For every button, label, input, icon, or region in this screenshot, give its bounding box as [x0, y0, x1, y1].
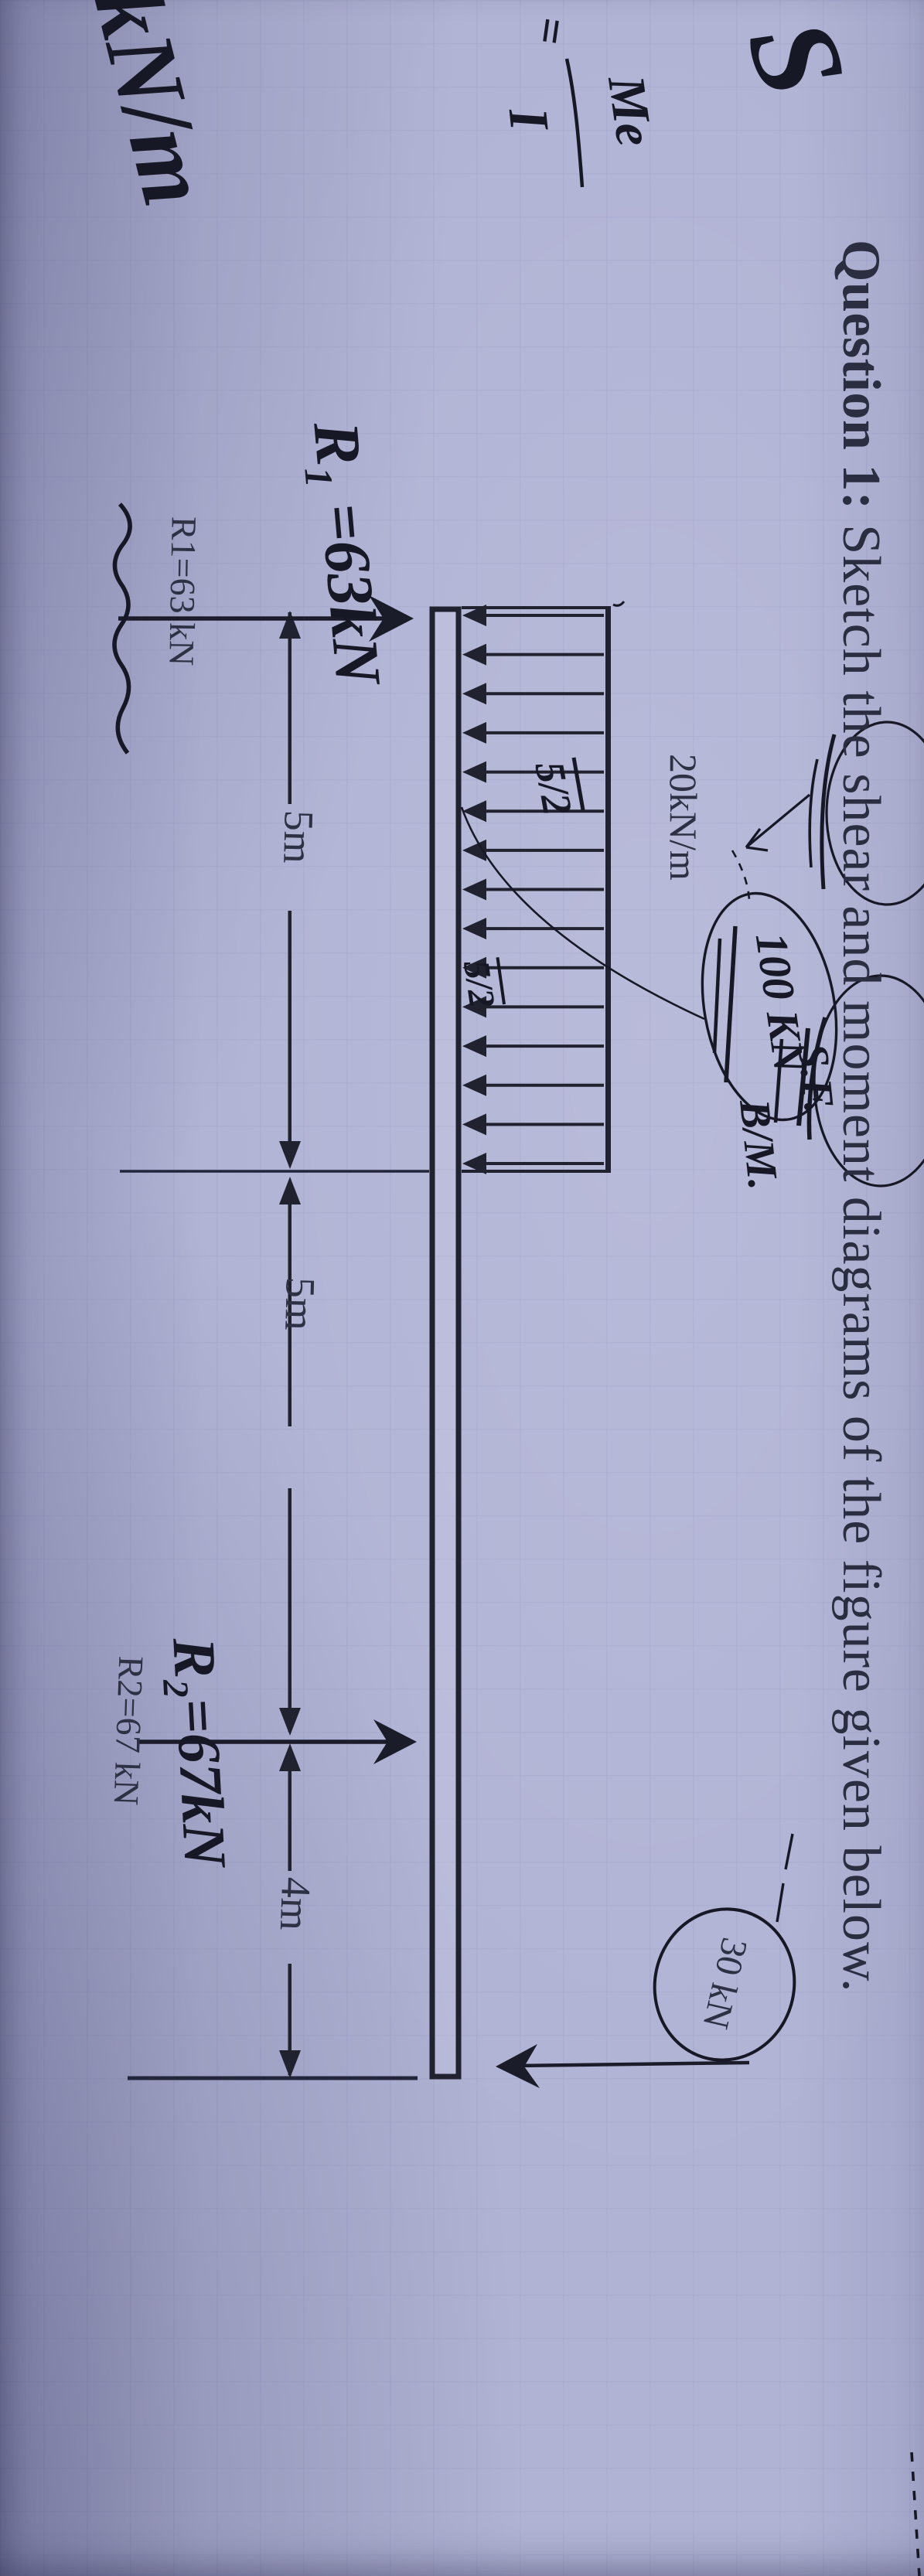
- question-number: Question 1:: [831, 240, 891, 510]
- beam-figure-graphics: [0, 0, 924, 2576]
- load-intensity-label: 20kN/m: [661, 754, 706, 881]
- exam-page: Question 1: Sketch the shear and moment …: [0, 0, 924, 2576]
- hand-strokes: [114, 59, 924, 2576]
- hand-sf-note: S.F.: [788, 1041, 844, 1115]
- dim-label-5m-2: 5m: [275, 1276, 325, 1331]
- hand-bm-note: B/M.: [729, 1097, 788, 1192]
- hand-numerator-Me: Me: [595, 72, 666, 150]
- point-load-arrow: [496, 1896, 808, 2088]
- photo-of-exam-page: Question 1: Sketch the shear and moment …: [0, 0, 924, 2576]
- hand-half-span-2: 5/2: [455, 957, 503, 1010]
- distributed-load: [462, 605, 611, 1174]
- dim-label-4m: 4m: [271, 1876, 320, 1931]
- load-arrows: [462, 605, 604, 1174]
- question-title: Question 1: Sketch the shear and moment …: [830, 240, 892, 1993]
- hand-half-span-1: 5/2: [525, 758, 581, 819]
- extension-lines: [120, 1171, 429, 2078]
- beam: [432, 609, 459, 2077]
- hand-r2-value: R₂=67kN: [159, 1636, 240, 1869]
- reaction-r1-printed: R1=63 kN: [161, 516, 204, 666]
- dim-label-5m-1: 5m: [274, 809, 323, 864]
- question-text: Sketch the shear and moment diagrams of …: [831, 510, 891, 1993]
- reaction-r2-printed: R2=67 kN: [106, 1655, 152, 1806]
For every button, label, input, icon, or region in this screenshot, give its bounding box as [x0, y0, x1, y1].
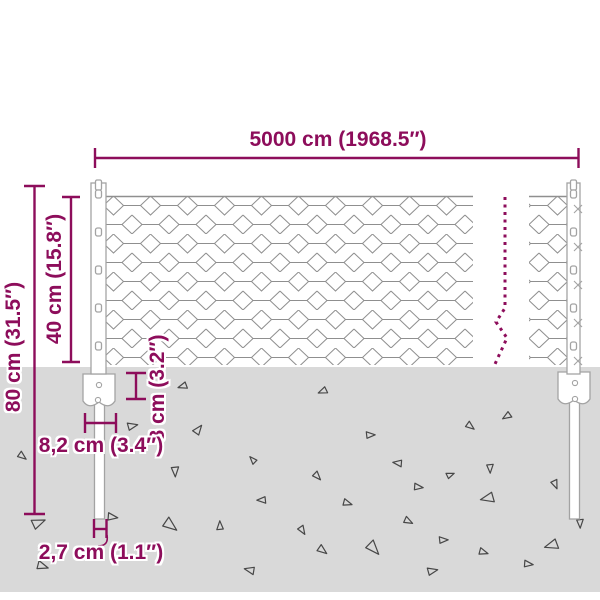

**SET EXERCISE**
Rewrite all the entries above, replacing "screenshot" with "image" wherever it occurs and leaving all other text unchanged. Omit the pictures.

**WRITTEN SOLUTION**
For every button, label, input, icon, or region in this image, give its bounding box as [x0, y0, x1, y1].
- question-number: Question 1:: [831, 240, 891, 510]
- beam-figure-graphics: [0, 0, 924, 2576]
- load-intensity-label: 20kN/m: [661, 754, 706, 881]
- exam-page: Question 1: Sketch the shear and moment …: [0, 0, 924, 2576]
- hand-strokes: [114, 59, 924, 2576]
- hand-sf-note: S.F.: [788, 1041, 844, 1115]
- dim-label-5m-2: 5m: [275, 1276, 325, 1331]
- hand-bm-note: B/M.: [729, 1097, 788, 1192]
- hand-numerator-Me: Me: [595, 72, 666, 150]
- point-load-arrow: [496, 1896, 808, 2088]
- photo-of-exam-page: Question 1: Sketch the shear and moment …: [0, 0, 924, 2576]
- hand-half-span-2: 5/2: [455, 957, 503, 1010]
- distributed-load: [462, 605, 611, 1174]
- dim-label-4m: 4m: [271, 1876, 320, 1931]
- load-arrows: [462, 605, 604, 1174]
- question-title: Question 1: Sketch the shear and moment …: [830, 240, 892, 1993]
- hand-half-span-1: 5/2: [525, 758, 581, 819]
- extension-lines: [120, 1171, 429, 2078]
- beam: [432, 609, 459, 2077]
- hand-r2-value: R₂=67kN: [159, 1636, 240, 1869]
- reaction-r1-printed: R1=63 kN: [161, 516, 204, 666]
- dim-label-5m-1: 5m: [274, 809, 323, 864]
- question-text: Sketch the shear and moment diagrams of …: [831, 510, 891, 1993]
- reaction-r2-printed: R2=67 kN: [106, 1655, 152, 1806]
For every button, label, input, icon, or region in this image, give its bounding box as [x0, y0, x1, y1].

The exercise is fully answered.